● Task directions
Out of the listing below, copy every line that carries the string "Read".

==== Records to use

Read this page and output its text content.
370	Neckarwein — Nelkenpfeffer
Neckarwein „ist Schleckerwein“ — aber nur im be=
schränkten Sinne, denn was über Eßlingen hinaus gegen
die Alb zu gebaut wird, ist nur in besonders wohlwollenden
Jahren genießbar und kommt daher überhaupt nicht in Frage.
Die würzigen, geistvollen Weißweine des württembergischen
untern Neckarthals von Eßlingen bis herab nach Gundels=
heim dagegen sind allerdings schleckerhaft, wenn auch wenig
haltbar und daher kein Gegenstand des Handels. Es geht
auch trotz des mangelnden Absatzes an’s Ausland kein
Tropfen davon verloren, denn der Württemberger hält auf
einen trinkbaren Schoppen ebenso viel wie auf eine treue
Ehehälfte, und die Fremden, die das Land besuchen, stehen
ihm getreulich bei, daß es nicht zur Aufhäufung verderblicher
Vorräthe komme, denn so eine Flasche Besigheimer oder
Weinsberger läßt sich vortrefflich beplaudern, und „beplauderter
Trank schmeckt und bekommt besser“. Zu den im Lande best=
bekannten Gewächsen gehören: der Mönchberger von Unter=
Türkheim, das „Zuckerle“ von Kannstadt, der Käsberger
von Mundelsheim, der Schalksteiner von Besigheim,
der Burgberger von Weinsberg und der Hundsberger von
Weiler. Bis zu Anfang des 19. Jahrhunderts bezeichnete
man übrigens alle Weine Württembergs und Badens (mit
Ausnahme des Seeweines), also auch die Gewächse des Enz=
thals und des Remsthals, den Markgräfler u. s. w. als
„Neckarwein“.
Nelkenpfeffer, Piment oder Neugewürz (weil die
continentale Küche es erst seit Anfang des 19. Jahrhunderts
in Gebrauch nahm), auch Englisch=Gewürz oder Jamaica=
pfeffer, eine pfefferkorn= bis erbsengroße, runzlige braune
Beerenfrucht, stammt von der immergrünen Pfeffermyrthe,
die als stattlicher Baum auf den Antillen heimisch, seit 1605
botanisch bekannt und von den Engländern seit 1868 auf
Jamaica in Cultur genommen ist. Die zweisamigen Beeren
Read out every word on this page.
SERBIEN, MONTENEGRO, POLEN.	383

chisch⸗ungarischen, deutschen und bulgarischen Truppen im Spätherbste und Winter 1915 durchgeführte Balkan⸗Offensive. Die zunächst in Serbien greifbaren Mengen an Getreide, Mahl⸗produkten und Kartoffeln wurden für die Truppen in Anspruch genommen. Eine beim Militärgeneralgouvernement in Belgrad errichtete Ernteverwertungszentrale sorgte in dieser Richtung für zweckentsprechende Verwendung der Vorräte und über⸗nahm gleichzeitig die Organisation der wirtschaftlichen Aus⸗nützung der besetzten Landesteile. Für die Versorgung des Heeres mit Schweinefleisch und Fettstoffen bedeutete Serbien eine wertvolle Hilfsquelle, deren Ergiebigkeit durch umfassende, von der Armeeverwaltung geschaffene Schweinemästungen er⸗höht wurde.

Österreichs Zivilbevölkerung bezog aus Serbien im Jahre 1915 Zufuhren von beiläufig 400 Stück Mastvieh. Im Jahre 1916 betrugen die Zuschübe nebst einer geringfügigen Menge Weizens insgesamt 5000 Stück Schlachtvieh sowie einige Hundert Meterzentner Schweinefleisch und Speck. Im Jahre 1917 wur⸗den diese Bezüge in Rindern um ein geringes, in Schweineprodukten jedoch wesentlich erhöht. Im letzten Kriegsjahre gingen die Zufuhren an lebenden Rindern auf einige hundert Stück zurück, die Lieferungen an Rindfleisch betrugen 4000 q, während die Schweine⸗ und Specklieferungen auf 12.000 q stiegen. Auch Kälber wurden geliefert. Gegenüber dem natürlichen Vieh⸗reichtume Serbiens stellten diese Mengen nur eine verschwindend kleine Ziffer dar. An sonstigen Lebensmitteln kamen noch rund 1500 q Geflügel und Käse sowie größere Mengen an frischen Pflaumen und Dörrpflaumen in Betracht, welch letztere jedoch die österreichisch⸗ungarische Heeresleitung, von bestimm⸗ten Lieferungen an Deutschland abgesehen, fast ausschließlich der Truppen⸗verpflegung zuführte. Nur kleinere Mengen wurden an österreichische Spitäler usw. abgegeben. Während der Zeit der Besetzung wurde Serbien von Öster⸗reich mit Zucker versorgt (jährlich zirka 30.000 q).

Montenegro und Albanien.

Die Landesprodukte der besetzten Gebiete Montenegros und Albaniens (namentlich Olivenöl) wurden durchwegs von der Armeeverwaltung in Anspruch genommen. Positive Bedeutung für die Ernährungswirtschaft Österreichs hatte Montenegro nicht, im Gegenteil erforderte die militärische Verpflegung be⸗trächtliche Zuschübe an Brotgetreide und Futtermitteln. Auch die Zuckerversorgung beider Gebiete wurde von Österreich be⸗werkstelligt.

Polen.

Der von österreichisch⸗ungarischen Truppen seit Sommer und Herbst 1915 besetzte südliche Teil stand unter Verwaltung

========

● Exercise output
Read this page and output its text content.
Read out every word on this page.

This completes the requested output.